**** DATA RECORDS

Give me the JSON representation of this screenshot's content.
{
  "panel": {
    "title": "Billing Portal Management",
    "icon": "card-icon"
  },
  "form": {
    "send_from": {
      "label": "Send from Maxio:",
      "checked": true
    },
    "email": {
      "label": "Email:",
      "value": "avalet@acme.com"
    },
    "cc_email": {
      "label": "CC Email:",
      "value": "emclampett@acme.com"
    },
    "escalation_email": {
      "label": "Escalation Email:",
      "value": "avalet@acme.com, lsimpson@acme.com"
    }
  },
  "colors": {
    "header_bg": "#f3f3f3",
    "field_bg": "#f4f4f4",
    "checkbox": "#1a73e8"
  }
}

********

THE EXERCISE: Type out the material again exactly as presented.

CORRECT ANSWER:
Give me the JSON representation of this screenshot's content.
{
  "panel": {
    "title": "Billing Portal Management",
    "icon": "card-icon"
  },
  "form": {
    "send_from": {
      "label": "Send from Maxio:",
      "checked": true
    },
    "email": {
      "label": "Email:",
      "value": "avalet@acme.com"
    },
    "cc_email": {
      "label": "CC Email:",
      "value": "emclampett@acme.com"
    },
    "escalation_email": {
      "label": "Escalation Email:",
      "value": "avalet@acme.com, lsimpson@acme.com"
    }
  },
  "colors": {
    "header_bg": "#f3f3f3",
    "field_bg": "#f4f4f4",
    "checkbox": "#1a73e8"
  }
}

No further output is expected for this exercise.